## RECORDS PROVIDED
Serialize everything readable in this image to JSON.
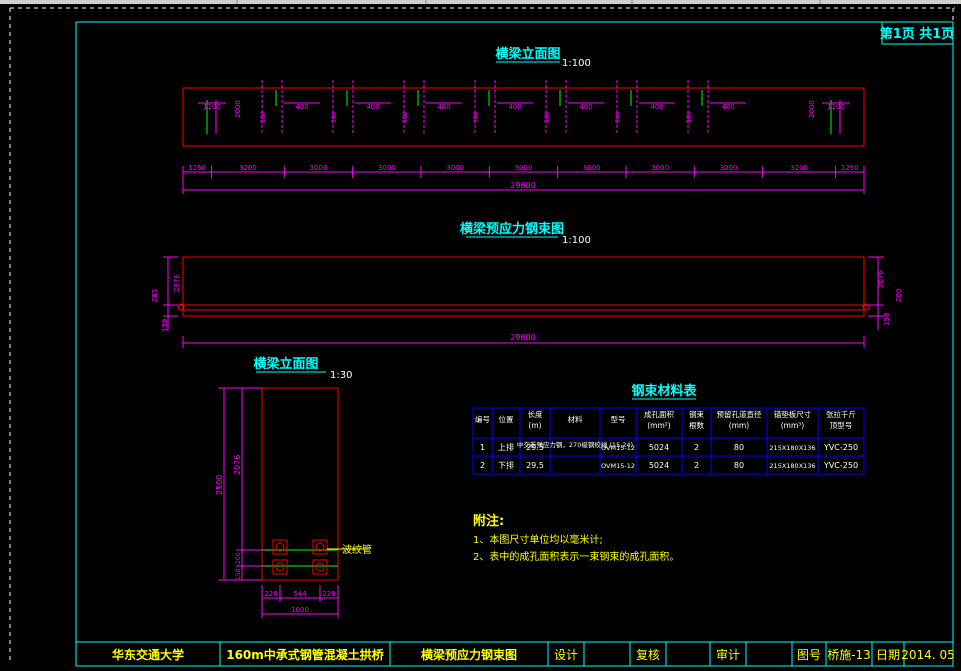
{
  "sheet": {
    "page_label": "第1页 共1页"
  },
  "elevation": {
    "title": "横梁立面图",
    "scale": "1:100",
    "top_dims": [
      "1100",
      "2000",
      "500",
      "400",
      "500",
      "400",
      "500",
      "400",
      "500",
      "400",
      "500",
      "400",
      "500",
      "400",
      "500",
      "400",
      "2000",
      "1100"
    ],
    "bottom_dims": [
      "1250",
      "3200",
      "3000",
      "3000",
      "3000",
      "3000",
      "3000",
      "3000",
      "3000",
      "3200",
      "1250"
    ],
    "overall": "29600"
  },
  "tendon": {
    "title": "横梁预应力钢束图",
    "scale": "1:100",
    "left_dims": [
      "2076",
      "285",
      "158"
    ],
    "right_dims": [
      "2076",
      "200",
      "158"
    ],
    "overall": "29600"
  },
  "section": {
    "title": "横梁立面图",
    "scale": "1:30",
    "height_total": "2500",
    "height_upper": "2076",
    "height_mid": "200",
    "height_low": "158",
    "width_dims": [
      "228",
      "544",
      "228"
    ],
    "width_total": "1000",
    "callout": "波纹管"
  },
  "materials": {
    "title": "钢束材料表",
    "headers": [
      "编号",
      "位置",
      "长度 (m)",
      "材料",
      "型号",
      "成孔面积 (mm²)",
      "钢束 根数",
      "预留孔道直径 (mm)",
      "锚垫板尺寸 (mm³)",
      "张拉千斤 顶型号"
    ],
    "rows": [
      [
        "1",
        "上排",
        "29.5",
        "中交新预应力钢，270级钢绞线 (15.24)",
        "OVM15-12",
        "5024",
        "2",
        "80",
        "215X180X136",
        "YVC-250"
      ],
      [
        "2",
        "下排",
        "29.5",
        "",
        "OVM15-12",
        "5024",
        "2",
        "80",
        "215X180X136",
        "YVC-250"
      ]
    ]
  },
  "notes": {
    "heading": "附注:",
    "lines": [
      "1、本图尺寸单位均以毫米计;",
      "2、表中的成孔面积表示一束钢束的成孔面积。"
    ]
  },
  "titleblock": {
    "school": "华东交通大学",
    "project": "160m中承式钢管混凝土拱桥",
    "drawing": "横梁预应力钢束图",
    "design": "设计",
    "review": "复核",
    "audit": "审计",
    "drawing_no_label": "图号",
    "drawing_no": "桥施-13",
    "date_label": "日期",
    "date": "2014. 05"
  }
}
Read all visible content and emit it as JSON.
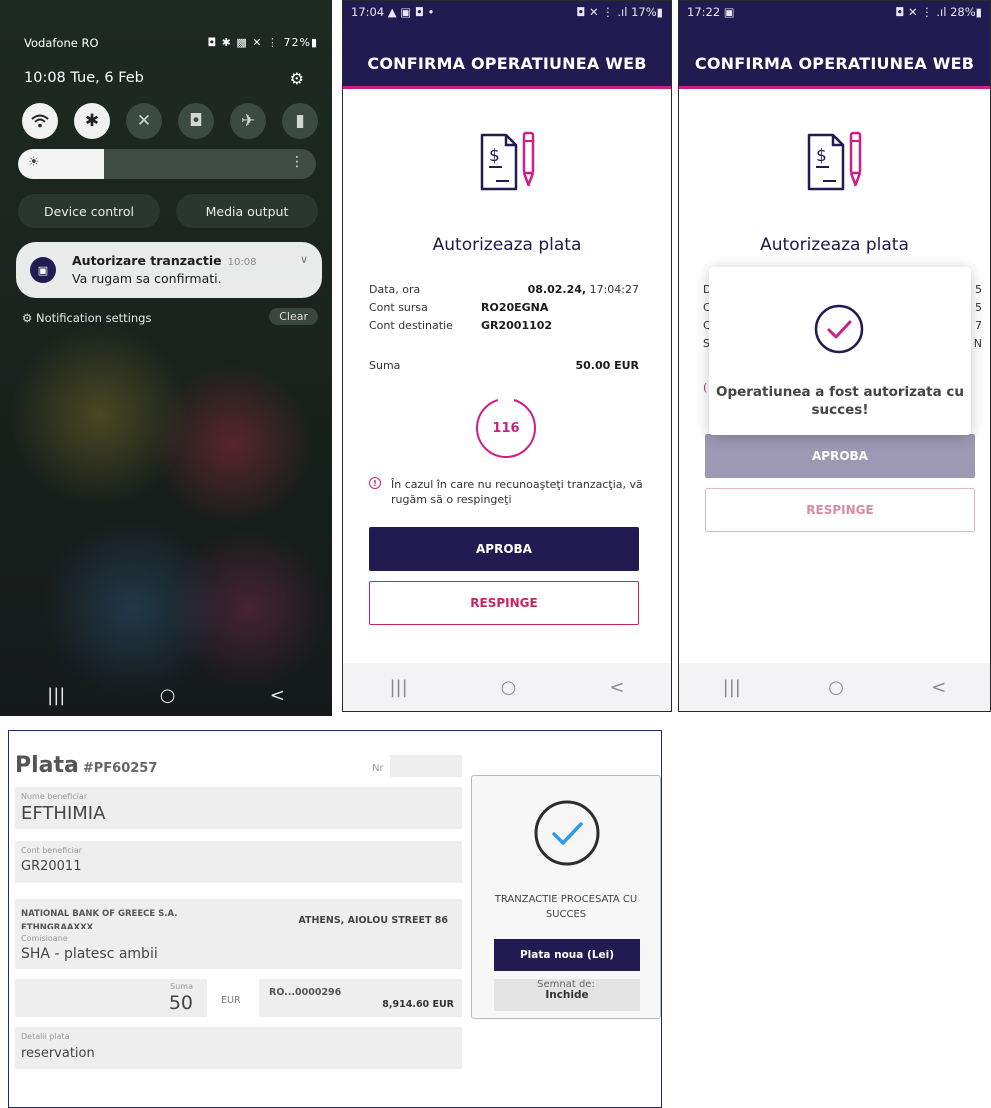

## WHAT IS ASKED
Repeat the preceding records precisely, and leave every picture out of the copy.

## OUTPUT BELOW
Serialize everything readable in this image to JSON.
{
  "sheet": {
    "page_label": "第1页 共1页"
  },
  "elevation": {
    "title": "横梁立面图",
    "scale": "1:100",
    "top_dims": [
      "1100",
      "2000",
      "500",
      "400",
      "500",
      "400",
      "500",
      "400",
      "500",
      "400",
      "500",
      "400",
      "500",
      "400",
      "500",
      "400",
      "2000",
      "1100"
    ],
    "bottom_dims": [
      "1250",
      "3200",
      "3000",
      "3000",
      "3000",
      "3000",
      "3000",
      "3000",
      "3000",
      "3200",
      "1250"
    ],
    "overall": "29600"
  },
  "tendon": {
    "title": "横梁预应力钢束图",
    "scale": "1:100",
    "left_dims": [
      "2076",
      "285",
      "158"
    ],
    "right_dims": [
      "2076",
      "200",
      "158"
    ],
    "overall": "29600"
  },
  "section": {
    "title": "横梁立面图",
    "scale": "1:30",
    "height_total": "2500",
    "height_upper": "2076",
    "height_mid": "200",
    "height_low": "158",
    "width_dims": [
      "228",
      "544",
      "228"
    ],
    "width_total": "1000",
    "callout": "波纹管"
  },
  "materials": {
    "title": "钢束材料表",
    "headers": [
      "编号",
      "位置",
      "长度 (m)",
      "材料",
      "型号",
      "成孔面积 (mm²)",
      "钢束 根数",
      "预留孔道直径 (mm)",
      "锚垫板尺寸 (mm³)",
      "张拉千斤 顶型号"
    ],
    "rows": [
      [
        "1",
        "上排",
        "29.5",
        "中交新预应力钢，270级钢绞线 (15.24)",
        "OVM15-12",
        "5024",
        "2",
        "80",
        "215X180X136",
        "YVC-250"
      ],
      [
        "2",
        "下排",
        "29.5",
        "",
        "OVM15-12",
        "5024",
        "2",
        "80",
        "215X180X136",
        "YVC-250"
      ]
    ]
  },
  "notes": {
    "heading": "附注:",
    "lines": [
      "1、本图尺寸单位均以毫米计;",
      "2、表中的成孔面积表示一束钢束的成孔面积。"
    ]
  },
  "titleblock": {
    "school": "华东交通大学",
    "project": "160m中承式钢管混凝土拱桥",
    "drawing": "横梁预应力钢束图",
    "design": "设计",
    "review": "复核",
    "audit": "审计",
    "drawing_no_label": "图号",
    "drawing_no": "桥施-13",
    "date_label": "日期",
    "date": "2014. 05"
  }
}
Read all visible content and emit it as JSON.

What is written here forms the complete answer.